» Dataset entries
--------------------------------------------------

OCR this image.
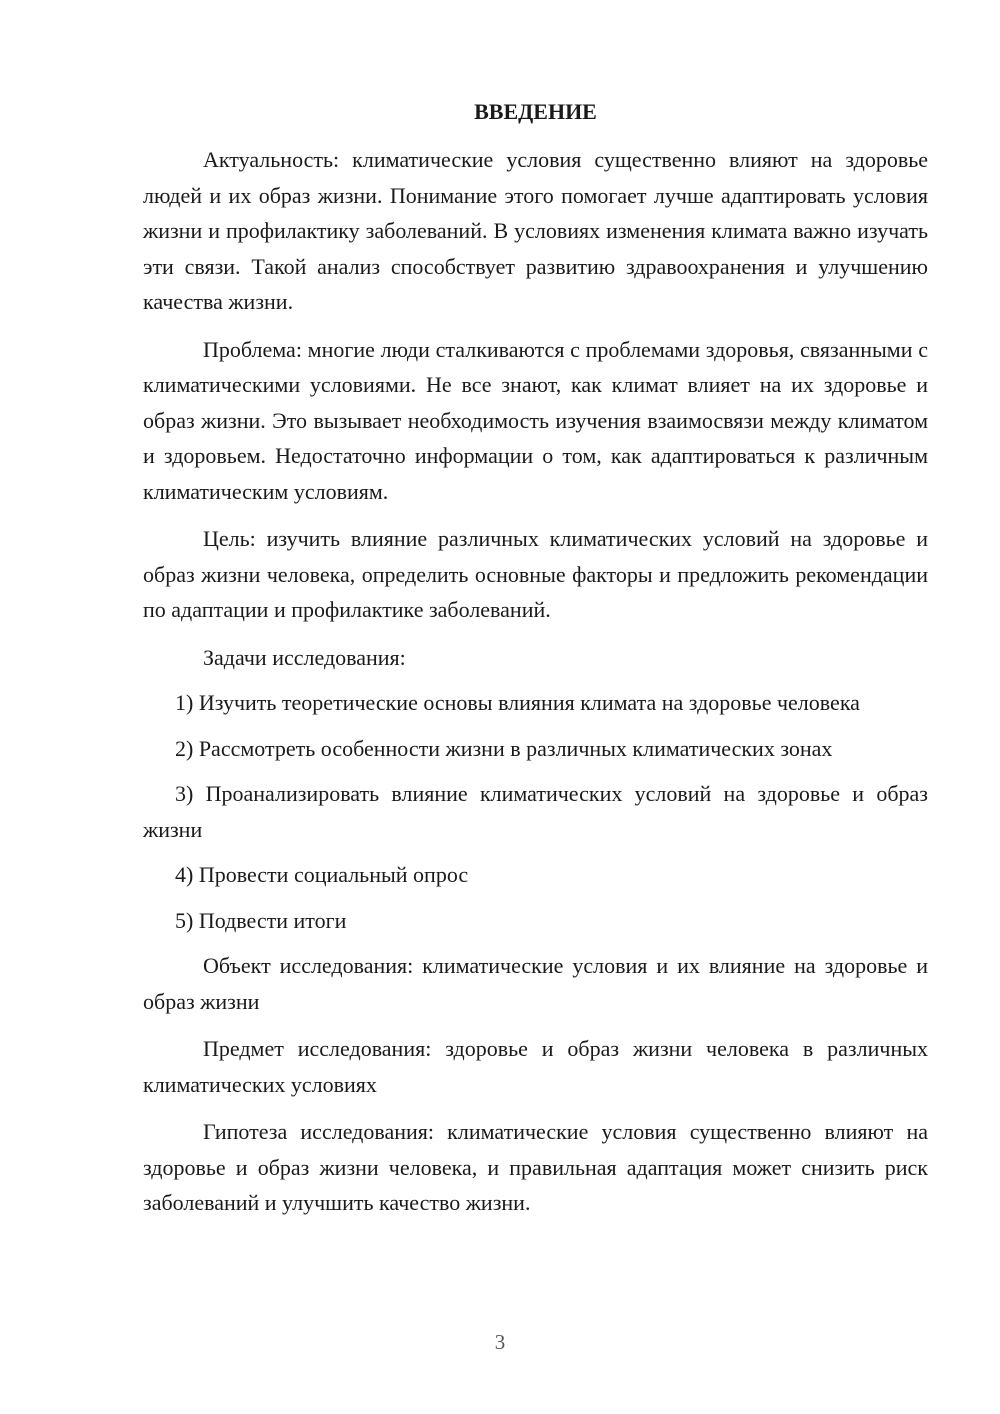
ВВЕДЕНИЕ

Актуальность: климатические условия существенно влияют на здоровье людей и их образ жизни. Понимание этого помогает лучше адаптировать условия жизни и профилактику заболеваний. В условиях изменения климата важно изучать эти связи. Такой анализ способствует развитию здравоохранения и улучшению качества жизни.

Проблема: многие люди сталкиваются с проблемами здоровья, связанными с климатическими условиями. Не все знают, как климат влияет на их здоровье и образ жизни. Это вызывает необходимость изучения взаимосвязи между климатом и здоровьем. Недостаточно информации о том, как адаптироваться к различным климатическим условиям.

Цель: изучить влияние различных климатических условий на здоровье и образ жизни человека, определить основные факторы и предложить рекомендации по адаптации и профилактике заболеваний.

Задачи исследования:

1) Изучить теоретические основы влияния климата на здоровье человека

2) Рассмотреть особенности жизни в различных климатических зонах

3) Проанализировать влияние климатических условий на здоровье и образ жизни

4) Провести социальный опрос

5) Подвести итоги

Объект исследования: климатические условия и их влияние на здоровье и образ жизни

Предмет исследования: здоровье и образ жизни человека в различных климатических условиях

Гипотеза исследования: климатические условия существенно влияют на здоровье и образ жизни человека, и правильная адаптация может снизить риск заболеваний и улучшить качество жизни.

3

--------------------------------------------------

» INSTRUCTIONS FOR THE TASK
Report all lines of the data above that include the string "условиях".

» RESULT
Актуальность: климатические условия существенно влияют на здоровье людей и их образ жизни. Понимание этого помогает лучше адаптировать условия жизни и профилактику заболеваний. В условиях изменения климата важно изучать эти связи. Такой анализ способствует развитию здравоохранения и улучшению качества жизни.
Предмет исследования: здоровье и образ жизни человека в различных климатических условиях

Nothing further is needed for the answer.